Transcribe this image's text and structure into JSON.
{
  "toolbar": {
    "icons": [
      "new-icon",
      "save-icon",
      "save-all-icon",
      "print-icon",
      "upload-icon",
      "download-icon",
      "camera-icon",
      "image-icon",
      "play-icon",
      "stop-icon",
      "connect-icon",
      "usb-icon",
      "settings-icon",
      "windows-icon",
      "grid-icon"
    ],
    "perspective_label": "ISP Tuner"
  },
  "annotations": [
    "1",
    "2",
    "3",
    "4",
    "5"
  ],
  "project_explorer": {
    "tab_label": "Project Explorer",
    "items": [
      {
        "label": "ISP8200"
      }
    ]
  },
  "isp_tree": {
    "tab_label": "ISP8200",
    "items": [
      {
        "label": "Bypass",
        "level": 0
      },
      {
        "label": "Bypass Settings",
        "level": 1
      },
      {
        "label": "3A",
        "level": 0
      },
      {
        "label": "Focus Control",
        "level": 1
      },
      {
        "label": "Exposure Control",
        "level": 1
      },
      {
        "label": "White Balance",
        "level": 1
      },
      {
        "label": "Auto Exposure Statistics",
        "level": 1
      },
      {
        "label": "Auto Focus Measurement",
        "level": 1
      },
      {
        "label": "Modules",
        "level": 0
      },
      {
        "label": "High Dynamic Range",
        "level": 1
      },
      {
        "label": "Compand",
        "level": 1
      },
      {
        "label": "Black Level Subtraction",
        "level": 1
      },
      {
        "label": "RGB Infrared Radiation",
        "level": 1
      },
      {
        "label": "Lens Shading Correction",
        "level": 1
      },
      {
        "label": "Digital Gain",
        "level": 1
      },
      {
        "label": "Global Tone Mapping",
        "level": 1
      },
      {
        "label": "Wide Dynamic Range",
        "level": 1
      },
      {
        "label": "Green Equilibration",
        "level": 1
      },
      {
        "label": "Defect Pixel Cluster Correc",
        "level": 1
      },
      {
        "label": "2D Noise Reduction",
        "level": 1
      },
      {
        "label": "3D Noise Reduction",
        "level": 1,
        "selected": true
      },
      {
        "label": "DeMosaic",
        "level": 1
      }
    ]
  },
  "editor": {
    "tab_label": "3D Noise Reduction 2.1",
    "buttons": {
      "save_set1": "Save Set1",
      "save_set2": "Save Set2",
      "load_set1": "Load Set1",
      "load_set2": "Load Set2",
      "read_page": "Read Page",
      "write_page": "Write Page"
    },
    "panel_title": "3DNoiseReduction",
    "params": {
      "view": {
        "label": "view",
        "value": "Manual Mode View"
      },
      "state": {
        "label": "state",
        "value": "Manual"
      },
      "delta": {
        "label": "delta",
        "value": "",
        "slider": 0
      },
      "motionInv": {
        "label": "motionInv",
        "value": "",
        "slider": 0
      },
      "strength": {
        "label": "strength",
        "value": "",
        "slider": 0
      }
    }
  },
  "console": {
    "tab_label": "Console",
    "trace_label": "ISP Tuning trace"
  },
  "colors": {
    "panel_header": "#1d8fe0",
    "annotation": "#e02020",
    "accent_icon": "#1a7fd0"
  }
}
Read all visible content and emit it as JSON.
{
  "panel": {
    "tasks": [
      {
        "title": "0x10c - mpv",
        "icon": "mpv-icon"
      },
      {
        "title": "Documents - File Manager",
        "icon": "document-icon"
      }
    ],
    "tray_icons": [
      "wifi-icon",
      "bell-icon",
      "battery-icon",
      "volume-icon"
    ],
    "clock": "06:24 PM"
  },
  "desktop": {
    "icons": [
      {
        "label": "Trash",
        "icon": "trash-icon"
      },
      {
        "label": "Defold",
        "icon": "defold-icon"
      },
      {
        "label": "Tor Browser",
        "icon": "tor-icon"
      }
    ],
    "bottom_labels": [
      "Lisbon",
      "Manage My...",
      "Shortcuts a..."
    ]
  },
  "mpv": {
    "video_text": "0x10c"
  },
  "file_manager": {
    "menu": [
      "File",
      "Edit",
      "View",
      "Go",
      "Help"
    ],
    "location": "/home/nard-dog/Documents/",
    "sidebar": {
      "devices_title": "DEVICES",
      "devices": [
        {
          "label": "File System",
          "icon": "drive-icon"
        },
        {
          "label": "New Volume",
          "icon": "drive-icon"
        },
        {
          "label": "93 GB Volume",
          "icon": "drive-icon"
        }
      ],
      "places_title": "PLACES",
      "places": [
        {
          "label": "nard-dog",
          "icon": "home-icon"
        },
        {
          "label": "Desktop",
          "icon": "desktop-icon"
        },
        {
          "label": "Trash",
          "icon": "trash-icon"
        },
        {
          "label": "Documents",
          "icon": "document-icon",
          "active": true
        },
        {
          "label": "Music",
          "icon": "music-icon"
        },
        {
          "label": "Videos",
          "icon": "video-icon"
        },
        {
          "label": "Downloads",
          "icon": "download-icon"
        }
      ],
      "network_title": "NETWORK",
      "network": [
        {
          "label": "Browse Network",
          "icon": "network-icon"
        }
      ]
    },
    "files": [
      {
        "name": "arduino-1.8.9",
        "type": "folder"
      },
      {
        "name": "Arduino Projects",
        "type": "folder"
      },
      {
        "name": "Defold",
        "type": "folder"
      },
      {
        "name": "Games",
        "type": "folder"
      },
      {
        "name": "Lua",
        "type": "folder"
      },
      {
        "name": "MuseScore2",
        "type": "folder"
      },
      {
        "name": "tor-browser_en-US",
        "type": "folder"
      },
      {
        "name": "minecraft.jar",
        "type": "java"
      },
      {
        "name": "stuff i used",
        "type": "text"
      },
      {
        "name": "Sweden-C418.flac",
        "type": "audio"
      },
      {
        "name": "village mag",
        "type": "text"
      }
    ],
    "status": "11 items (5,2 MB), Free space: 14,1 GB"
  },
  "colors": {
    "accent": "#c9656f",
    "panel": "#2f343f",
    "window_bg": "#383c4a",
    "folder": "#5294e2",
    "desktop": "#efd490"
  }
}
________________________________________
*Aim of the exercise:*
In full and verbatim, repeat the records given above.

*Output:*
Transcribe this image's text and structure into JSON.
{
  "toolbar": {
    "icons": [
      "new-icon",
      "save-icon",
      "save-all-icon",
      "print-icon",
      "upload-icon",
      "download-icon",
      "camera-icon",
      "image-icon",
      "play-icon",
      "stop-icon",
      "connect-icon",
      "usb-icon",
      "settings-icon",
      "windows-icon",
      "grid-icon"
    ],
    "perspective_label": "ISP Tuner"
  },
  "annotations": [
    "1",
    "2",
    "3",
    "4",
    "5"
  ],
  "project_explorer": {
    "tab_label": "Project Explorer",
    "items": [
      {
        "label": "ISP8200"
      }
    ]
  },
  "isp_tree": {
    "tab_label": "ISP8200",
    "items": [
      {
        "label": "Bypass",
        "level": 0
      },
      {
        "label": "Bypass Settings",
        "level": 1
      },
      {
        "label": "3A",
        "level": 0
      },
      {
        "label": "Focus Control",
        "level": 1
      },
      {
        "label": "Exposure Control",
        "level": 1
      },
      {
        "label": "White Balance",
        "level": 1
      },
      {
        "label": "Auto Exposure Statistics",
        "level": 1
      },
      {
        "label": "Auto Focus Measurement",
        "level": 1
      },
      {
        "label": "Modules",
        "level": 0
      },
      {
        "label": "High Dynamic Range",
        "level": 1
      },
      {
        "label": "Compand",
        "level": 1
      },
      {
        "label": "Black Level Subtraction",
        "level": 1
      },
      {
        "label": "RGB Infrared Radiation",
        "level": 1
      },
      {
        "label": "Lens Shading Correction",
        "level": 1
      },
      {
        "label": "Digital Gain",
        "level": 1
      },
      {
        "label": "Global Tone Mapping",
        "level": 1
      },
      {
        "label": "Wide Dynamic Range",
        "level": 1
      },
      {
        "label": "Green Equilibration",
        "level": 1
      },
      {
        "label": "Defect Pixel Cluster Correc",
        "level": 1
      },
      {
        "label": "2D Noise Reduction",
        "level": 1
      },
      {
        "label": "3D Noise Reduction",
        "level": 1,
        "selected": true
      },
      {
        "label": "DeMosaic",
        "level": 1
      }
    ]
  },
  "editor": {
    "tab_label": "3D Noise Reduction 2.1",
    "buttons": {
      "save_set1": "Save Set1",
      "save_set2": "Save Set2",
      "load_set1": "Load Set1",
      "load_set2": "Load Set2",
      "read_page": "Read Page",
      "write_page": "Write Page"
    },
    "panel_title": "3DNoiseReduction",
    "params": {
      "view": {
        "label": "view",
        "value": "Manual Mode View"
      },
      "state": {
        "label": "state",
        "value": "Manual"
      },
      "delta": {
        "label": "delta",
        "value": "",
        "slider": 0
      },
      "motionInv": {
        "label": "motionInv",
        "value": "",
        "slider": 0
      },
      "strength": {
        "label": "strength",
        "value": "",
        "slider": 0
      }
    }
  },
  "console": {
    "tab_label": "Console",
    "trace_label": "ISP Tuning trace"
  },
  "colors": {
    "panel_header": "#1d8fe0",
    "annotation": "#e02020",
    "accent_icon": "#1a7fd0"
  }
}
Read all visible content and emit it as JSON.
{
  "panel": {
    "tasks": [
      {
        "title": "0x10c - mpv",
        "icon": "mpv-icon"
      },
      {
        "title": "Documents - File Manager",
        "icon": "document-icon"
      }
    ],
    "tray_icons": [
      "wifi-icon",
      "bell-icon",
      "battery-icon",
      "volume-icon"
    ],
    "clock": "06:24 PM"
  },
  "desktop": {
    "icons": [
      {
        "label": "Trash",
        "icon": "trash-icon"
      },
      {
        "label": "Defold",
        "icon": "defold-icon"
      },
      {
        "label": "Tor Browser",
        "icon": "tor-icon"
      }
    ],
    "bottom_labels": [
      "Lisbon",
      "Manage My...",
      "Shortcuts a..."
    ]
  },
  "mpv": {
    "video_text": "0x10c"
  },
  "file_manager": {
    "menu": [
      "File",
      "Edit",
      "View",
      "Go",
      "Help"
    ],
    "location": "/home/nard-dog/Documents/",
    "sidebar": {
      "devices_title": "DEVICES",
      "devices": [
        {
          "label": "File System",
          "icon": "drive-icon"
        },
        {
          "label": "New Volume",
          "icon": "drive-icon"
        },
        {
          "label": "93 GB Volume",
          "icon": "drive-icon"
        }
      ],
      "places_title": "PLACES",
      "places": [
        {
          "label": "nard-dog",
          "icon": "home-icon"
        },
        {
          "label": "Desktop",
          "icon": "desktop-icon"
        },
        {
          "label": "Trash",
          "icon": "trash-icon"
        },
        {
          "label": "Documents",
          "icon": "document-icon",
          "active": true
        },
        {
          "label": "Music",
          "icon": "music-icon"
        },
        {
          "label": "Videos",
          "icon": "video-icon"
        },
        {
          "label": "Downloads",
          "icon": "download-icon"
        }
      ],
      "network_title": "NETWORK",
      "network": [
        {
          "label": "Browse Network",
          "icon": "network-icon"
        }
      ]
    },
    "files": [
      {
        "name": "arduino-1.8.9",
        "type": "folder"
      },
      {
        "name": "Arduino Projects",
        "type": "folder"
      },
      {
        "name": "Defold",
        "type": "folder"
      },
      {
        "name": "Games",
        "type": "folder"
      },
      {
        "name": "Lua",
        "type": "folder"
      },
      {
        "name": "MuseScore2",
        "type": "folder"
      },
      {
        "name": "tor-browser_en-US",
        "type": "folder"
      },
      {
        "name": "minecraft.jar",
        "type": "java"
      },
      {
        "name": "stuff i used",
        "type": "text"
      },
      {
        "name": "Sweden-C418.flac",
        "type": "audio"
      },
      {
        "name": "village mag",
        "type": "text"
      }
    ],
    "status": "11 items (5,2 MB), Free space: 14,1 GB"
  },
  "colors": {
    "accent": "#c9656f",
    "panel": "#2f343f",
    "window_bg": "#383c4a",
    "folder": "#5294e2",
    "desktop": "#efd490"
  }
}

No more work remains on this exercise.